▶ ROWS
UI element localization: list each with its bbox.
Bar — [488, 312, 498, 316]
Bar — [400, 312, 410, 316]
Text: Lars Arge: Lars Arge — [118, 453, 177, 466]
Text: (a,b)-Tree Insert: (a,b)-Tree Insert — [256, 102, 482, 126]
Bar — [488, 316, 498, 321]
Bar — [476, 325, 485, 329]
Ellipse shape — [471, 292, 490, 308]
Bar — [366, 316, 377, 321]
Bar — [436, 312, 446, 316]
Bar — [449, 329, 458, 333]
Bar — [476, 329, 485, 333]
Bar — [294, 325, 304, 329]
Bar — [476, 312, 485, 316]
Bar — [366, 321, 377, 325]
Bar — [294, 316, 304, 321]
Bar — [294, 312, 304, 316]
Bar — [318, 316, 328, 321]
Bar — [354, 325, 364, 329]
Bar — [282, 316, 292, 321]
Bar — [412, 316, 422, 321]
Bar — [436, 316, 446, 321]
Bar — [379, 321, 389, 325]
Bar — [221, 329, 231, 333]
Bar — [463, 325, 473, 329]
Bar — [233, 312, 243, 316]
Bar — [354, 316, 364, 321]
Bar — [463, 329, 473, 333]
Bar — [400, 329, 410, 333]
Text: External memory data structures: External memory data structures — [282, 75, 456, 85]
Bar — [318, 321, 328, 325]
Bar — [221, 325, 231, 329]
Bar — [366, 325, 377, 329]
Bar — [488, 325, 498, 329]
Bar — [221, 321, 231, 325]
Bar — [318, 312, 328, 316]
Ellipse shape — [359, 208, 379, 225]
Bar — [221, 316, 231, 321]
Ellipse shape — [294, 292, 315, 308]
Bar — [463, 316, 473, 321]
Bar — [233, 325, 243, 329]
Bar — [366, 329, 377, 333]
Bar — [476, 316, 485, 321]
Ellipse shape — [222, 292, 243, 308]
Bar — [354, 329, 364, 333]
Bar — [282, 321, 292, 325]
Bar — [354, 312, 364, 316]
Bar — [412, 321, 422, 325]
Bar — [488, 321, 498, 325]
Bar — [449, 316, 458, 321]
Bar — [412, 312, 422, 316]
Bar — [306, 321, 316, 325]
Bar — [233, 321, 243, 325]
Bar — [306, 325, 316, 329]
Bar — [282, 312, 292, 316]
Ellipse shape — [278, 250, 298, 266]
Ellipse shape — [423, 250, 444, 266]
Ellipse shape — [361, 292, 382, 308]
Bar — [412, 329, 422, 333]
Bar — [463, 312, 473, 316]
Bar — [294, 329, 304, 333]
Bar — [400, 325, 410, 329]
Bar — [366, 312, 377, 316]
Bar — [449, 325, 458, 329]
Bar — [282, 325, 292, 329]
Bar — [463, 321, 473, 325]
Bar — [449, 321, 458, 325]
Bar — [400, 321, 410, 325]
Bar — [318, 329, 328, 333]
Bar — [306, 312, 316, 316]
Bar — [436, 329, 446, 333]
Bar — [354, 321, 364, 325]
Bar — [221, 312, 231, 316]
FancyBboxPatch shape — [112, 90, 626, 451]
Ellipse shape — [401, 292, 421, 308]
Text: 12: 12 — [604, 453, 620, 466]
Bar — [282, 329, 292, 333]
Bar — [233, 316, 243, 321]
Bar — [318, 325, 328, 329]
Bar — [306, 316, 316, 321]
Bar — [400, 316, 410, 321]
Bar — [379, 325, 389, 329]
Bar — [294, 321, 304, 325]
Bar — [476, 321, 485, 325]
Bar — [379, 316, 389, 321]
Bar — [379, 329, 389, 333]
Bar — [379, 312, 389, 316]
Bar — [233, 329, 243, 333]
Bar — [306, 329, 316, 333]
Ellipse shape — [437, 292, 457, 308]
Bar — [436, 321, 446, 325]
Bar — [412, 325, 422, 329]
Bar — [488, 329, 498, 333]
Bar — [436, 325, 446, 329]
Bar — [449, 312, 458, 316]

▶ STATED GOAL
Rewrite the items starting at the first one and ending at the line that contains "Bar — [436, 316, 446, 321]", changing every "Insert" to "Delete" and leaving everything else unchanged.

▶ CORRECT ANSWER
UI element localization: list each with its bbox.
Bar — [488, 312, 498, 316]
Bar — [400, 312, 410, 316]
Text: Lars Arge: Lars Arge — [118, 453, 177, 466]
Text: (a,b)-Tree Delete: (a,b)-Tree Delete — [256, 102, 482, 126]
Bar — [488, 316, 498, 321]
Bar — [476, 325, 485, 329]
Ellipse shape — [471, 292, 490, 308]
Bar — [366, 316, 377, 321]
Bar — [436, 312, 446, 316]
Bar — [449, 329, 458, 333]
Bar — [476, 329, 485, 333]
Bar — [294, 325, 304, 329]
Bar — [476, 312, 485, 316]
Bar — [366, 321, 377, 325]
Bar — [294, 316, 304, 321]
Bar — [294, 312, 304, 316]
Bar — [318, 316, 328, 321]
Bar — [354, 325, 364, 329]
Bar — [282, 316, 292, 321]
Bar — [412, 316, 422, 321]
Bar — [436, 316, 446, 321]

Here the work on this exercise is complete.